Task goal. Copy each line below in which the string "même" occurs.

>> BEGIN Material for this task

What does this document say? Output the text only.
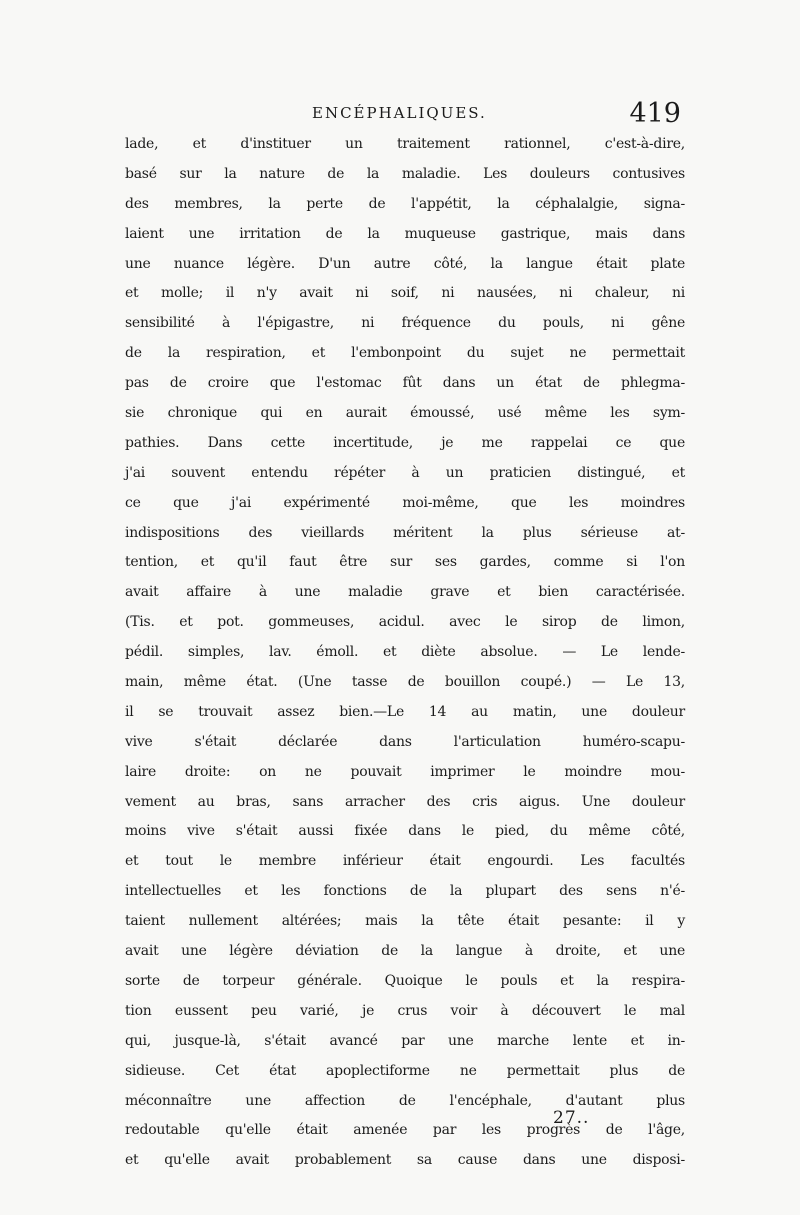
ENCÉPHALIQUES.	419
lade, et d'instituer un traitement rationnel, c'est-à-dire,
basé sur la nature de la maladie. Les douleurs contusives
des membres, la perte de l'appétit, la céphalalgie, signa-
laient une irritation de la muqueuse gastrique, mais dans
une nuance légère. D'un autre côté, la langue était plate
et molle; il n'y avait ni soif, ni nausées, ni chaleur, ni
sensibilité à l'épigastre, ni fréquence du pouls, ni gêne
de la respiration, et l'embonpoint du sujet ne permettait
pas de croire que l'estomac fût dans un état de phlegma-
sie chronique qui en aurait émoussé, usé même les sym-
pathies. Dans cette incertitude, je me rappelai ce que
j'ai souvent entendu répéter à un praticien distingué, et
ce que j'ai expérimenté moi-même, que les moindres
indispositions des vieillards méritent la plus sérieuse at-
tention, et qu'il faut être sur ses gardes, comme si l'on
avait affaire à une maladie grave et bien caractérisée.
(Tis. et pot. gommeuses, acidul. avec le sirop de limon,
pédil. simples, lav. émoll. et diète absolue. — Le lende-
main, même état. (Une tasse de bouillon coupé.) — Le 13,
il se trouvait assez bien.—Le 14 au matin, une douleur
vive s'était déclarée dans l'articulation huméro-scapu-
laire droite: on ne pouvait imprimer le moindre mou-
vement au bras, sans arracher des cris aigus. Une douleur
moins vive s'était aussi fixée dans le pied, du même côté,
et tout le membre inférieur était engourdi. Les facultés
intellectuelles et les fonctions de la plupart des sens n'é-
taient nullement altérées; mais la tête était pesante: il y
avait une légère déviation de la langue à droite, et une
sorte de torpeur générale. Quoique le pouls et la respira-
tion eussent peu varié, je crus voir à découvert le mal
qui, jusque-là, s'était avancé par une marche lente et in-
sidieuse. Cet état apoplectiforme ne permettait plus de
méconnaître une affection de l'encéphale, d'autant plus
redoutable qu'elle était amenée par les progrès de l'âge,
et qu'elle avait probablement sa cause dans une disposi-
27..
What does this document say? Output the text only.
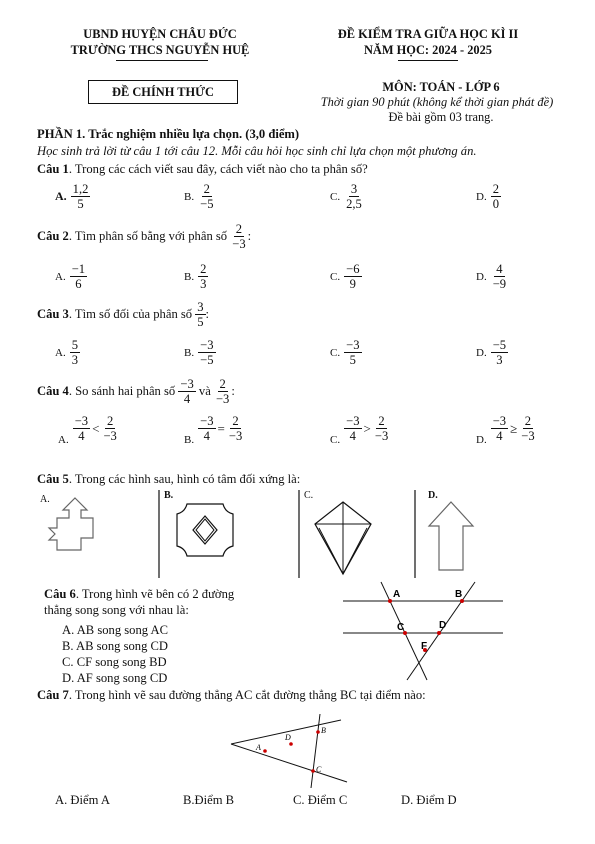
UBND HUYỆN CHÂU ĐỨC
TRƯỜNG THCS NGUYỄN HUỆ
ĐỀ KIỂM TRA GIỮA HỌC KÌ II
NĂM HỌC: 2024 - 2025
ĐỀ CHÍNH THỨC	MÔN: TOÁN - LỚP 6
Thời gian 90 phút (không kể thời gian phát đề)
Đề bài gồm 03 trang.
PHẦN 1. Trắc nghiệm nhiều lựa chọn. (3,0 điểm)
Học sinh trả lời từ câu 1 tới câu 12. Mỗi câu hỏi học sinh chỉ lựa chọn một phương án.
Câu 1. Trong các cách viết sau đây, cách viết nào cho ta phân số?
A. $\frac{1,2}{5}$	B. $\frac{2}{-5}$	C. $\frac{3}{2,5}$	D. $\frac{2}{0}$
Câu 2 . Tìm phân số bằng với phân số
$\frac{2}{-3}$ :
A. $\frac{-1}{6}$	B. $\frac{2}{3}$	C. $\frac{-6}{9}$	D. $\frac{4}{-9}$
Câu 3 . Tìm số đối của phân số
$\frac{3}{5}$ :
A. $\frac{5}{3}$	B. $\frac{-3}{-5}$	C. $\frac{-3}{5}$	D. $\frac{-5}{3}$
Câu 4 . So sánh hai phân số
$\frac{-3}{4}$
và
$\frac{2}{-3}$ :
A. $\frac{-3}{4} < \frac{2}{-3}$	B. $\frac{-3}{4} = \frac{2}{-3}$	C. $\frac{-3}{4} > \frac{2}{-3}$	D. $\frac{-3}{4} \ge \frac{2}{-3}$
Câu 5. Trong các hình sau, hình có tâm đối xứng là:
A.	B.	C.	D.
Câu 6. Trong hình vẽ bên có 2 đường
thẳng song song với nhau là:
A. AB song song AC
B. AB song song CD
C. CF song song BD
D. AF song song CD
A	B
C	D
F
Câu 7. Trong hình vẽ sau đường thẳng AC cắt đường thẳng BC tại điểm nào:
A
D
B
C
A. Điểm A	B.Điểm B	C. Điểm C	D. Điểm D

>> END Material for this task

Completed task.
sie chronique qui en aurait émoussé, usé même les sym-
ce que j'ai expérimenté moi-même, que les moindres
main, même état. (Une tasse de bouillon coupé.) — Le 13,
moins vive s'était aussi fixée dans le pied, du même côté,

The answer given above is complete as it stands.